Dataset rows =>
□ □ □
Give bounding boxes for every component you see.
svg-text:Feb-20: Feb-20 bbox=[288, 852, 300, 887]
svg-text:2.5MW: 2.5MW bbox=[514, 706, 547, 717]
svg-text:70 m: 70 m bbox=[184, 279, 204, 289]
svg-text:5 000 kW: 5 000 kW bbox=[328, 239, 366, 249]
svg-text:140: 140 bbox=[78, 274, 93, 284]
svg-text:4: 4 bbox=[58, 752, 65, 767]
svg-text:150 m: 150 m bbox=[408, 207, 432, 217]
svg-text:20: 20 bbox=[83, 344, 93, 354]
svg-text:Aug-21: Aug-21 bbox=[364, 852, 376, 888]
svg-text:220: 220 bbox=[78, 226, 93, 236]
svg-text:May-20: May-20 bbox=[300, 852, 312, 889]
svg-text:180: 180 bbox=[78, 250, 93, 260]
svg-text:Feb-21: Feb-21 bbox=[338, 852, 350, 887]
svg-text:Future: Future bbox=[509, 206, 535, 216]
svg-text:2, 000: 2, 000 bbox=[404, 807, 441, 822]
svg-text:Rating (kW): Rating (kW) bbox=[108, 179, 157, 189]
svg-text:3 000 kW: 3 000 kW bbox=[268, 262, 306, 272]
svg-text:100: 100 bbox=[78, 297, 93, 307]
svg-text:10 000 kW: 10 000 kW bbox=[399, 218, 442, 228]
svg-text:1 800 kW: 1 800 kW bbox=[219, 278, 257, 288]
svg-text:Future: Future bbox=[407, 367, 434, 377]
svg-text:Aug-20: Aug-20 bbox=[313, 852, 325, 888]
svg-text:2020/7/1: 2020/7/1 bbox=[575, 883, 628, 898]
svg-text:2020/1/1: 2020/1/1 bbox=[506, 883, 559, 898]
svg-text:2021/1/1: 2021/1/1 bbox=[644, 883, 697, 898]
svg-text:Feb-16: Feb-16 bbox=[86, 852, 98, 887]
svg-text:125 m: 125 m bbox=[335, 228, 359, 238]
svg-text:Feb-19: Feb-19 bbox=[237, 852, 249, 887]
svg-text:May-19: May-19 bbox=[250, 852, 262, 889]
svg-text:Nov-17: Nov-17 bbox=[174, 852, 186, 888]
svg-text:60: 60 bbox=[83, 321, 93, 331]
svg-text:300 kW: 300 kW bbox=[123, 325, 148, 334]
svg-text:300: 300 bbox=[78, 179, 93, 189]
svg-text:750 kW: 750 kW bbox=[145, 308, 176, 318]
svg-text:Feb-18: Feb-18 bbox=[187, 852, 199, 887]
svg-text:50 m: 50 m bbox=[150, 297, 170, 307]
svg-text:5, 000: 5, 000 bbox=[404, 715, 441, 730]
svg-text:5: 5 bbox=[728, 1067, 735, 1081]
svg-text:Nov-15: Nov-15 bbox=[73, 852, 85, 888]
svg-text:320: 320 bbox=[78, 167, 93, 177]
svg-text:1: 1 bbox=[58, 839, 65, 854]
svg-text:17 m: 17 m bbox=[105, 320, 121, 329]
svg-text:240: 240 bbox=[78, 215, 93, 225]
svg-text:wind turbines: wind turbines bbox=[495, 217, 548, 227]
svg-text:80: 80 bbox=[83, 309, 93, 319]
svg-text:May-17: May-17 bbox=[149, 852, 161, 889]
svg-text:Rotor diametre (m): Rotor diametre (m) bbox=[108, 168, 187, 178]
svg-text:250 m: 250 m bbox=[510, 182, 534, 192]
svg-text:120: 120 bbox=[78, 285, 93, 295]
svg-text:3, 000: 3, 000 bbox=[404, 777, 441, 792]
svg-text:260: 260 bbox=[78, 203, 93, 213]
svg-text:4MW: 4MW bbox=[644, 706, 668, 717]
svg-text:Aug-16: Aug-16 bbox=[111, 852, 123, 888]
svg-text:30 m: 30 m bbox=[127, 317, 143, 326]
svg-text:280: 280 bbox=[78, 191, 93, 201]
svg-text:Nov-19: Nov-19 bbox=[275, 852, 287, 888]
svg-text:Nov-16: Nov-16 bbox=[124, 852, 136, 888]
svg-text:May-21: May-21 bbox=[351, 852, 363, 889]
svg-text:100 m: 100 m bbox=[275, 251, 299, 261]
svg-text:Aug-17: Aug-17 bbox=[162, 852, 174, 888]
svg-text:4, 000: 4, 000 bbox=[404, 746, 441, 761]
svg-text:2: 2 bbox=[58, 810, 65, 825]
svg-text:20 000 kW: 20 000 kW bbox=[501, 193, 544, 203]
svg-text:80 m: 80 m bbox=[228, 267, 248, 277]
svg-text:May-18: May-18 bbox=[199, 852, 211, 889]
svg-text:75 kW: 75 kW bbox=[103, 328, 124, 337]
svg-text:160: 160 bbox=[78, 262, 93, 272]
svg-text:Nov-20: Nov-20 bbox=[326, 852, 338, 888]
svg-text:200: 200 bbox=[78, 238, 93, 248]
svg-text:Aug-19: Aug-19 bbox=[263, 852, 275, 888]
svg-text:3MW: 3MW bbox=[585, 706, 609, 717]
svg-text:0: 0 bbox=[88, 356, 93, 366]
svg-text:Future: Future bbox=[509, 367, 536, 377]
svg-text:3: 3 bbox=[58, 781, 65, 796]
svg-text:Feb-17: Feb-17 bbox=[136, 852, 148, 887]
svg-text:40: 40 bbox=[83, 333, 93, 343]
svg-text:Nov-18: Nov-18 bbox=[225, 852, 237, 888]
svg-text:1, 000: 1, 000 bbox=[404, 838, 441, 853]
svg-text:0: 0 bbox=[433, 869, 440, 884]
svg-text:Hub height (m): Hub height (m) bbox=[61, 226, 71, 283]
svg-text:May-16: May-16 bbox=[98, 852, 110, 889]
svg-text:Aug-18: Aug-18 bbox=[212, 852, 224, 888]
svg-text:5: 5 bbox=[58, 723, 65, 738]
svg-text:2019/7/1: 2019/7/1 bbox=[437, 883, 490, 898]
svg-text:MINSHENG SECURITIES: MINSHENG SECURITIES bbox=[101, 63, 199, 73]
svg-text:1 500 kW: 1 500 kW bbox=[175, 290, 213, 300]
□ □ □
Work instructions =>
Reproduce each of the rows above verbatim.

Result =>
Give bounding boxes for every component you see.
svg-text:Feb-20: Feb-20 bbox=[288, 852, 300, 887]
svg-text:2.5MW: 2.5MW bbox=[514, 706, 547, 717]
svg-text:70 m: 70 m bbox=[184, 279, 204, 289]
svg-text:5 000 kW: 5 000 kW bbox=[328, 239, 366, 249]
svg-text:140: 140 bbox=[78, 274, 93, 284]
svg-text:4: 4 bbox=[58, 752, 65, 767]
svg-text:150 m: 150 m bbox=[408, 207, 432, 217]
svg-text:20: 20 bbox=[83, 344, 93, 354]
svg-text:Aug-21: Aug-21 bbox=[364, 852, 376, 888]
svg-text:220: 220 bbox=[78, 226, 93, 236]
svg-text:May-20: May-20 bbox=[300, 852, 312, 889]
svg-text:180: 180 bbox=[78, 250, 93, 260]
svg-text:Feb-21: Feb-21 bbox=[338, 852, 350, 887]
svg-text:Future: Future bbox=[509, 206, 535, 216]
svg-text:2, 000: 2, 000 bbox=[404, 807, 441, 822]
svg-text:Rating (kW): Rating (kW) bbox=[108, 179, 157, 189]
svg-text:3 000 kW: 3 000 kW bbox=[268, 262, 306, 272]
svg-text:100: 100 bbox=[78, 297, 93, 307]
svg-text:10 000 kW: 10 000 kW bbox=[399, 218, 442, 228]
svg-text:1 800 kW: 1 800 kW bbox=[219, 278, 257, 288]
svg-text:Future: Future bbox=[407, 367, 434, 377]
svg-text:Aug-20: Aug-20 bbox=[313, 852, 325, 888]
svg-text:2020/7/1: 2020/7/1 bbox=[575, 883, 628, 898]
svg-text:2020/1/1: 2020/1/1 bbox=[506, 883, 559, 898]
svg-text:2021/1/1: 2021/1/1 bbox=[644, 883, 697, 898]
svg-text:Feb-16: Feb-16 bbox=[86, 852, 98, 887]
svg-text:125 m: 125 m bbox=[335, 228, 359, 238]
svg-text:Feb-19: Feb-19 bbox=[237, 852, 249, 887]
svg-text:May-19: May-19 bbox=[250, 852, 262, 889]
svg-text:Nov-17: Nov-17 bbox=[174, 852, 186, 888]
svg-text:60: 60 bbox=[83, 321, 93, 331]
svg-text:300 kW: 300 kW bbox=[123, 325, 148, 334]
svg-text:300: 300 bbox=[78, 179, 93, 189]
svg-text:750 kW: 750 kW bbox=[145, 308, 176, 318]
svg-text:Feb-18: Feb-18 bbox=[187, 852, 199, 887]
svg-text:50 m: 50 m bbox=[150, 297, 170, 307]
svg-text:5, 000: 5, 000 bbox=[404, 715, 441, 730]
svg-text:5: 5 bbox=[728, 1067, 735, 1081]
svg-text:Nov-15: Nov-15 bbox=[73, 852, 85, 888]
svg-text:320: 320 bbox=[78, 167, 93, 177]
svg-text:1: 1 bbox=[58, 839, 65, 854]
svg-text:17 m: 17 m bbox=[105, 320, 121, 329]
svg-text:240: 240 bbox=[78, 215, 93, 225]
svg-text:wind turbines: wind turbines bbox=[495, 217, 548, 227]
svg-text:80: 80 bbox=[83, 309, 93, 319]
svg-text:May-17: May-17 bbox=[149, 852, 161, 889]
svg-text:Rotor diametre (m): Rotor diametre (m) bbox=[108, 168, 187, 178]
svg-text:250 m: 250 m bbox=[510, 182, 534, 192]
svg-text:120: 120 bbox=[78, 285, 93, 295]
svg-text:3, 000: 3, 000 bbox=[404, 777, 441, 792]
svg-text:260: 260 bbox=[78, 203, 93, 213]
svg-text:4MW: 4MW bbox=[644, 706, 668, 717]
svg-text:Aug-16: Aug-16 bbox=[111, 852, 123, 888]
svg-text:30 m: 30 m bbox=[127, 317, 143, 326]
svg-text:280: 280 bbox=[78, 191, 93, 201]
svg-text:Nov-19: Nov-19 bbox=[275, 852, 287, 888]
svg-text:Nov-16: Nov-16 bbox=[124, 852, 136, 888]
svg-text:May-21: May-21 bbox=[351, 852, 363, 889]
svg-text:100 m: 100 m bbox=[275, 251, 299, 261]
svg-text:Aug-17: Aug-17 bbox=[162, 852, 174, 888]
svg-text:4, 000: 4, 000 bbox=[404, 746, 441, 761]
svg-text:2: 2 bbox=[58, 810, 65, 825]
svg-text:20 000 kW: 20 000 kW bbox=[501, 193, 544, 203]
svg-text:80 m: 80 m bbox=[228, 267, 248, 277]
svg-text:May-18: May-18 bbox=[199, 852, 211, 889]
svg-text:75 kW: 75 kW bbox=[103, 328, 124, 337]
svg-text:160: 160 bbox=[78, 262, 93, 272]
svg-text:Nov-20: Nov-20 bbox=[326, 852, 338, 888]
svg-text:200: 200 bbox=[78, 238, 93, 248]
svg-text:Aug-19: Aug-19 bbox=[263, 852, 275, 888]
svg-text:3MW: 3MW bbox=[585, 706, 609, 717]
svg-text:0: 0 bbox=[88, 356, 93, 366]
svg-text:Future: Future bbox=[509, 367, 536, 377]
svg-text:3: 3 bbox=[58, 781, 65, 796]
svg-text:Feb-17: Feb-17 bbox=[136, 852, 148, 887]
svg-text:40: 40 bbox=[83, 333, 93, 343]
svg-text:Nov-18: Nov-18 bbox=[225, 852, 237, 888]
svg-text:1, 000: 1, 000 bbox=[404, 838, 441, 853]
svg-text:0: 0 bbox=[433, 869, 440, 884]
svg-text:Hub height (m): Hub height (m) bbox=[61, 226, 71, 283]
svg-text:May-16: May-16 bbox=[98, 852, 110, 889]
svg-text:Aug-18: Aug-18 bbox=[212, 852, 224, 888]
svg-text:5: 5 bbox=[58, 723, 65, 738]
svg-text:2019/7/1: 2019/7/1 bbox=[437, 883, 490, 898]
svg-text:MINSHENG SECURITIES: MINSHENG SECURITIES bbox=[101, 63, 199, 73]
svg-text:1 500 kW: 1 500 kW bbox=[175, 290, 213, 300]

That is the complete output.